### The request
Your task is to output the data exactly as it stands.

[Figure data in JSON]
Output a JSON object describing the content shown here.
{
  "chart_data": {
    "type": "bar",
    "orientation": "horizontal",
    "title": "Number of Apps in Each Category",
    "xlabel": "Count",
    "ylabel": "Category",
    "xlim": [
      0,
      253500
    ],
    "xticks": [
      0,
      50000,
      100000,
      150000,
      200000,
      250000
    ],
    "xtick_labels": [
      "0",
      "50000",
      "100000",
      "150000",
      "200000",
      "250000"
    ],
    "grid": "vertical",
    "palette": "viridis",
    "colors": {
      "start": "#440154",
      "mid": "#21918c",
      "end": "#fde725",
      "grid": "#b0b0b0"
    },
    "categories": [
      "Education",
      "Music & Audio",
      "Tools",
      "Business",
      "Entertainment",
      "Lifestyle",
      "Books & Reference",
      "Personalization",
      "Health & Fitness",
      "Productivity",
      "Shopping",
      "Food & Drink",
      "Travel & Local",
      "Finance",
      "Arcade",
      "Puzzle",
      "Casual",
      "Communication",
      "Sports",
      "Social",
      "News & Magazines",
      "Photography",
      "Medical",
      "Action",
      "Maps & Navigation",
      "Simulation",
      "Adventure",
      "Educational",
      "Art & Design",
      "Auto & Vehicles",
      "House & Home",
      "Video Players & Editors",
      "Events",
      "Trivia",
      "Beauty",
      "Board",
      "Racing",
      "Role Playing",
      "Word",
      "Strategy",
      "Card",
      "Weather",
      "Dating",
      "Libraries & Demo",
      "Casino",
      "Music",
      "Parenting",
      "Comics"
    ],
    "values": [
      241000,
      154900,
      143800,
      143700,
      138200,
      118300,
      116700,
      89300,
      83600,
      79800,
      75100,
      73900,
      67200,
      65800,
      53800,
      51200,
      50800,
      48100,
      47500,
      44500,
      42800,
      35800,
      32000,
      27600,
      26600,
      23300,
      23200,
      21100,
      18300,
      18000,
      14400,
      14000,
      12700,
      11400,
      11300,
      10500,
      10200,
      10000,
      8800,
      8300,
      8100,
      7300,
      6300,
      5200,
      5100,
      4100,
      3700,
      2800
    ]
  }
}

### Task output
Output a JSON object describing the content shown here.
{
  "chart_data": {
    "type": "bar",
    "orientation": "horizontal",
    "title": "Number of Apps in Each Category",
    "xlabel": "Count",
    "ylabel": "Category",
    "xlim": [
      0,
      253500
    ],
    "xticks": [
      0,
      50000,
      100000,
      150000,
      200000,
      250000
    ],
    "xtick_labels": [
      "0",
      "50000",
      "100000",
      "150000",
      "200000",
      "250000"
    ],
    "grid": "vertical",
    "palette": "viridis",
    "colors": {
      "start": "#440154",
      "mid": "#21918c",
      "end": "#fde725",
      "grid": "#b0b0b0"
    },
    "categories": [
      "Education",
      "Music & Audio",
      "Tools",
      "Business",
      "Entertainment",
      "Lifestyle",
      "Books & Reference",
      "Personalization",
      "Health & Fitness",
      "Productivity",
      "Shopping",
      "Food & Drink",
      "Travel & Local",
      "Finance",
      "Arcade",
      "Puzzle",
      "Casual",
      "Communication",
      "Sports",
      "Social",
      "News & Magazines",
      "Photography",
      "Medical",
      "Action",
      "Maps & Navigation",
      "Simulation",
      "Adventure",
      "Educational",
      "Art & Design",
      "Auto & Vehicles",
      "House & Home",
      "Video Players & Editors",
      "Events",
      "Trivia",
      "Beauty",
      "Board",
      "Racing",
      "Role Playing",
      "Word",
      "Strategy",
      "Card",
      "Weather",
      "Dating",
      "Libraries & Demo",
      "Casino",
      "Music",
      "Parenting",
      "Comics"
    ],
    "values": [
      241000,
      154900,
      143800,
      143700,
      138200,
      118300,
      116700,
      89300,
      83600,
      79800,
      75100,
      73900,
      67200,
      65800,
      53800,
      51200,
      50800,
      48100,
      47500,
      44500,
      42800,
      35800,
      32000,
      27600,
      26600,
      23300,
      23200,
      21100,
      18300,
      18000,
      14400,
      14000,
      12700,
      11400,
      11300,
      10500,
      10200,
      10000,
      8800,
      8300,
      8100,
      7300,
      6300,
      5200,
      5100,
      4100,
      3700,
      2800
    ]
  }
}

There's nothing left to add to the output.